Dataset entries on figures
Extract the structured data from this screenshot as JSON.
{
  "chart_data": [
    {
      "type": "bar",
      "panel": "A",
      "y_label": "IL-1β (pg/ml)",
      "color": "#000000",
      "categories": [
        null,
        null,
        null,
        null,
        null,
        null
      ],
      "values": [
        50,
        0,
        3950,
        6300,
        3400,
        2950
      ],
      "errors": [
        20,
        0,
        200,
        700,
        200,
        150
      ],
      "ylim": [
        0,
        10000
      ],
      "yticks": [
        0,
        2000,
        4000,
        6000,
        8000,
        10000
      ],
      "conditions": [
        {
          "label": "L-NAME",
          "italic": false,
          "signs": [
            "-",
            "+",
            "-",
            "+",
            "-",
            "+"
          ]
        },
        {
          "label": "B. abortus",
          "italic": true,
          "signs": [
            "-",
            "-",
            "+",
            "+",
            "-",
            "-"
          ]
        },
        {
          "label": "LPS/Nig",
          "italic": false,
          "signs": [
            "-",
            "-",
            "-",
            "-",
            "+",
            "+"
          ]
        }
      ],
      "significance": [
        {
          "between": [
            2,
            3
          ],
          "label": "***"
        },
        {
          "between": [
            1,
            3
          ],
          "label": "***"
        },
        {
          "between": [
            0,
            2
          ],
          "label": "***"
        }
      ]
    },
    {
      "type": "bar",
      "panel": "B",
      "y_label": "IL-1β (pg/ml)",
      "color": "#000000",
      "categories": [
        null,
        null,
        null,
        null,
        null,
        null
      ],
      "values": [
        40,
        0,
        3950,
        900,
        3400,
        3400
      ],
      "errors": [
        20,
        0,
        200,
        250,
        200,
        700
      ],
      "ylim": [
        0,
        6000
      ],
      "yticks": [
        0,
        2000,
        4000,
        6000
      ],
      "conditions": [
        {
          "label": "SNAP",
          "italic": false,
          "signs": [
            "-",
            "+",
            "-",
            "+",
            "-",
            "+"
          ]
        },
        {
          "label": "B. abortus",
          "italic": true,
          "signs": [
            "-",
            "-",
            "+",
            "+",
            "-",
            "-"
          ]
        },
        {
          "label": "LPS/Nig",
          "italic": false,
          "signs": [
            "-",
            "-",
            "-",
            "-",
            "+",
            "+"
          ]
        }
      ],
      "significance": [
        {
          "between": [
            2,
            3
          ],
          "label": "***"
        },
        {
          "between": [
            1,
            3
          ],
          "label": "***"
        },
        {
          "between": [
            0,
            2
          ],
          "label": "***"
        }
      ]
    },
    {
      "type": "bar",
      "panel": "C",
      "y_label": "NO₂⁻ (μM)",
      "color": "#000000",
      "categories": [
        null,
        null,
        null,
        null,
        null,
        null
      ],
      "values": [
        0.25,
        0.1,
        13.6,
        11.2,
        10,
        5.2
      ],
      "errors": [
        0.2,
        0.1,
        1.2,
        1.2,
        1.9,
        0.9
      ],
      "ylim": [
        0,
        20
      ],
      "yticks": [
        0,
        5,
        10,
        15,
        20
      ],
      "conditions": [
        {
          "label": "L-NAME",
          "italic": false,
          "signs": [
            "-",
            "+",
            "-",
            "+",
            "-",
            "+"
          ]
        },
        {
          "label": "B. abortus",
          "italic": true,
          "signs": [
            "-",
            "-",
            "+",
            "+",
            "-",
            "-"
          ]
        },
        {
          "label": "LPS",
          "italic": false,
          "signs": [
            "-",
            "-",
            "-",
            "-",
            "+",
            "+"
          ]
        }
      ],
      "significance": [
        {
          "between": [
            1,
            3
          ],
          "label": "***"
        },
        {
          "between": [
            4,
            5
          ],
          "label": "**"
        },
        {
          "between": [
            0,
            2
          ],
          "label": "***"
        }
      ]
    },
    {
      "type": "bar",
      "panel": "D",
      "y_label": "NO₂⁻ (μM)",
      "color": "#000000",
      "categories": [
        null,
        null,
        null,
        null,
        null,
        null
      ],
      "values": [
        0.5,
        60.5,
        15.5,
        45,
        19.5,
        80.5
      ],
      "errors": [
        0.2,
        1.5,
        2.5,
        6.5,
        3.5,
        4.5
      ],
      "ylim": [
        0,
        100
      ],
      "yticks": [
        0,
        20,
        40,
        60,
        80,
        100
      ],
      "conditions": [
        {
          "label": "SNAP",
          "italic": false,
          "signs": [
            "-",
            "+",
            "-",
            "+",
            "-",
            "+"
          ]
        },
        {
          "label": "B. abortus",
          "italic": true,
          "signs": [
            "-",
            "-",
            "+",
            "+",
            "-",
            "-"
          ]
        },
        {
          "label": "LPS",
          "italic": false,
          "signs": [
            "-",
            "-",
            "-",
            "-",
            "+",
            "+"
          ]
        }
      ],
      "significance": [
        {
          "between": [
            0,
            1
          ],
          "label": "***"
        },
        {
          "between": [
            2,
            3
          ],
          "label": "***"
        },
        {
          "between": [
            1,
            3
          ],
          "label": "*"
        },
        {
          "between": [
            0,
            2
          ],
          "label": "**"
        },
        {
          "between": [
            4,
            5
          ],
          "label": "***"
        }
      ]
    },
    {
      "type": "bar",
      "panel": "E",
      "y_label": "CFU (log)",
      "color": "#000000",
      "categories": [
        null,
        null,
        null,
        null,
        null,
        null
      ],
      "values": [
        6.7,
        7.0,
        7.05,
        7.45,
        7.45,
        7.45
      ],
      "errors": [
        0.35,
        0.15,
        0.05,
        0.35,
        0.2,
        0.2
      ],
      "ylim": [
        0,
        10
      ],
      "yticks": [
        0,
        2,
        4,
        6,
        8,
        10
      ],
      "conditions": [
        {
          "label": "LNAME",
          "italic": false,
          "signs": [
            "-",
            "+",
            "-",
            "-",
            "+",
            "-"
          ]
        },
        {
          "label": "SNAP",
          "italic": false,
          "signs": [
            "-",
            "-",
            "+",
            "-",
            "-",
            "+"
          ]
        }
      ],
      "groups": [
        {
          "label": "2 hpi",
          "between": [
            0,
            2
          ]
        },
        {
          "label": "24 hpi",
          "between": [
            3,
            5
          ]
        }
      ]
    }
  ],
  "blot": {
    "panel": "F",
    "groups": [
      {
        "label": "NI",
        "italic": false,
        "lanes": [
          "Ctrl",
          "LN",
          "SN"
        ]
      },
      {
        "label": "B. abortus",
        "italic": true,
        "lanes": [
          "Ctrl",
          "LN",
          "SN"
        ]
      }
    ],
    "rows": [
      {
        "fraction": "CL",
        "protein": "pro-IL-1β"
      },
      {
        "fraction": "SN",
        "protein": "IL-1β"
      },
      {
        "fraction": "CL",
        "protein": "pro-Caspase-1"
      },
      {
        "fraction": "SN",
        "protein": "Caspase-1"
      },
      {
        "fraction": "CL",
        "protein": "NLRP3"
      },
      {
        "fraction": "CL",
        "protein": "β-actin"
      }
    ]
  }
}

WHAT TO PRODUCE » Transcribe the lines above precisely, keeping each one unchanged.

SOLUTION BELOW »
Extract the structured data from this screenshot as JSON.
{
  "chart_data": [
    {
      "type": "bar",
      "panel": "A",
      "y_label": "IL-1β (pg/ml)",
      "color": "#000000",
      "categories": [
        null,
        null,
        null,
        null,
        null,
        null
      ],
      "values": [
        50,
        0,
        3950,
        6300,
        3400,
        2950
      ],
      "errors": [
        20,
        0,
        200,
        700,
        200,
        150
      ],
      "ylim": [
        0,
        10000
      ],
      "yticks": [
        0,
        2000,
        4000,
        6000,
        8000,
        10000
      ],
      "conditions": [
        {
          "label": "L-NAME",
          "italic": false,
          "signs": [
            "-",
            "+",
            "-",
            "+",
            "-",
            "+"
          ]
        },
        {
          "label": "B. abortus",
          "italic": true,
          "signs": [
            "-",
            "-",
            "+",
            "+",
            "-",
            "-"
          ]
        },
        {
          "label": "LPS/Nig",
          "italic": false,
          "signs": [
            "-",
            "-",
            "-",
            "-",
            "+",
            "+"
          ]
        }
      ],
      "significance": [
        {
          "between": [
            2,
            3
          ],
          "label": "***"
        },
        {
          "between": [
            1,
            3
          ],
          "label": "***"
        },
        {
          "between": [
            0,
            2
          ],
          "label": "***"
        }
      ]
    },
    {
      "type": "bar",
      "panel": "B",
      "y_label": "IL-1β (pg/ml)",
      "color": "#000000",
      "categories": [
        null,
        null,
        null,
        null,
        null,
        null
      ],
      "values": [
        40,
        0,
        3950,
        900,
        3400,
        3400
      ],
      "errors": [
        20,
        0,
        200,
        250,
        200,
        700
      ],
      "ylim": [
        0,
        6000
      ],
      "yticks": [
        0,
        2000,
        4000,
        6000
      ],
      "conditions": [
        {
          "label": "SNAP",
          "italic": false,
          "signs": [
            "-",
            "+",
            "-",
            "+",
            "-",
            "+"
          ]
        },
        {
          "label": "B. abortus",
          "italic": true,
          "signs": [
            "-",
            "-",
            "+",
            "+",
            "-",
            "-"
          ]
        },
        {
          "label": "LPS/Nig",
          "italic": false,
          "signs": [
            "-",
            "-",
            "-",
            "-",
            "+",
            "+"
          ]
        }
      ],
      "significance": [
        {
          "between": [
            2,
            3
          ],
          "label": "***"
        },
        {
          "between": [
            1,
            3
          ],
          "label": "***"
        },
        {
          "between": [
            0,
            2
          ],
          "label": "***"
        }
      ]
    },
    {
      "type": "bar",
      "panel": "C",
      "y_label": "NO₂⁻ (μM)",
      "color": "#000000",
      "categories": [
        null,
        null,
        null,
        null,
        null,
        null
      ],
      "values": [
        0.25,
        0.1,
        13.6,
        11.2,
        10,
        5.2
      ],
      "errors": [
        0.2,
        0.1,
        1.2,
        1.2,
        1.9,
        0.9
      ],
      "ylim": [
        0,
        20
      ],
      "yticks": [
        0,
        5,
        10,
        15,
        20
      ],
      "conditions": [
        {
          "label": "L-NAME",
          "italic": false,
          "signs": [
            "-",
            "+",
            "-",
            "+",
            "-",
            "+"
          ]
        },
        {
          "label": "B. abortus",
          "italic": true,
          "signs": [
            "-",
            "-",
            "+",
            "+",
            "-",
            "-"
          ]
        },
        {
          "label": "LPS",
          "italic": false,
          "signs": [
            "-",
            "-",
            "-",
            "-",
            "+",
            "+"
          ]
        }
      ],
      "significance": [
        {
          "between": [
            1,
            3
          ],
          "label": "***"
        },
        {
          "between": [
            4,
            5
          ],
          "label": "**"
        },
        {
          "between": [
            0,
            2
          ],
          "label": "***"
        }
      ]
    },
    {
      "type": "bar",
      "panel": "D",
      "y_label": "NO₂⁻ (μM)",
      "color": "#000000",
      "categories": [
        null,
        null,
        null,
        null,
        null,
        null
      ],
      "values": [
        0.5,
        60.5,
        15.5,
        45,
        19.5,
        80.5
      ],
      "errors": [
        0.2,
        1.5,
        2.5,
        6.5,
        3.5,
        4.5
      ],
      "ylim": [
        0,
        100
      ],
      "yticks": [
        0,
        20,
        40,
        60,
        80,
        100
      ],
      "conditions": [
        {
          "label": "SNAP",
          "italic": false,
          "signs": [
            "-",
            "+",
            "-",
            "+",
            "-",
            "+"
          ]
        },
        {
          "label": "B. abortus",
          "italic": true,
          "signs": [
            "-",
            "-",
            "+",
            "+",
            "-",
            "-"
          ]
        },
        {
          "label": "LPS",
          "italic": false,
          "signs": [
            "-",
            "-",
            "-",
            "-",
            "+",
            "+"
          ]
        }
      ],
      "significance": [
        {
          "between": [
            0,
            1
          ],
          "label": "***"
        },
        {
          "between": [
            2,
            3
          ],
          "label": "***"
        },
        {
          "between": [
            1,
            3
          ],
          "label": "*"
        },
        {
          "between": [
            0,
            2
          ],
          "label": "**"
        },
        {
          "between": [
            4,
            5
          ],
          "label": "***"
        }
      ]
    },
    {
      "type": "bar",
      "panel": "E",
      "y_label": "CFU (log)",
      "color": "#000000",
      "categories": [
        null,
        null,
        null,
        null,
        null,
        null
      ],
      "values": [
        6.7,
        7.0,
        7.05,
        7.45,
        7.45,
        7.45
      ],
      "errors": [
        0.35,
        0.15,
        0.05,
        0.35,
        0.2,
        0.2
      ],
      "ylim": [
        0,
        10
      ],
      "yticks": [
        0,
        2,
        4,
        6,
        8,
        10
      ],
      "conditions": [
        {
          "label": "LNAME",
          "italic": false,
          "signs": [
            "-",
            "+",
            "-",
            "-",
            "+",
            "-"
          ]
        },
        {
          "label": "SNAP",
          "italic": false,
          "signs": [
            "-",
            "-",
            "+",
            "-",
            "-",
            "+"
          ]
        }
      ],
      "groups": [
        {
          "label": "2 hpi",
          "between": [
            0,
            2
          ]
        },
        {
          "label": "24 hpi",
          "between": [
            3,
            5
          ]
        }
      ]
    }
  ],
  "blot": {
    "panel": "F",
    "groups": [
      {
        "label": "NI",
        "italic": false,
        "lanes": [
          "Ctrl",
          "LN",
          "SN"
        ]
      },
      {
        "label": "B. abortus",
        "italic": true,
        "lanes": [
          "Ctrl",
          "LN",
          "SN"
        ]
      }
    ],
    "rows": [
      {
        "fraction": "CL",
        "protein": "pro-IL-1β"
      },
      {
        "fraction": "SN",
        "protein": "IL-1β"
      },
      {
        "fraction": "CL",
        "protein": "pro-Caspase-1"
      },
      {
        "fraction": "SN",
        "protein": "Caspase-1"
      },
      {
        "fraction": "CL",
        "protein": "NLRP3"
      },
      {
        "fraction": "CL",
        "protein": "β-actin"
      }
    ]
  }
}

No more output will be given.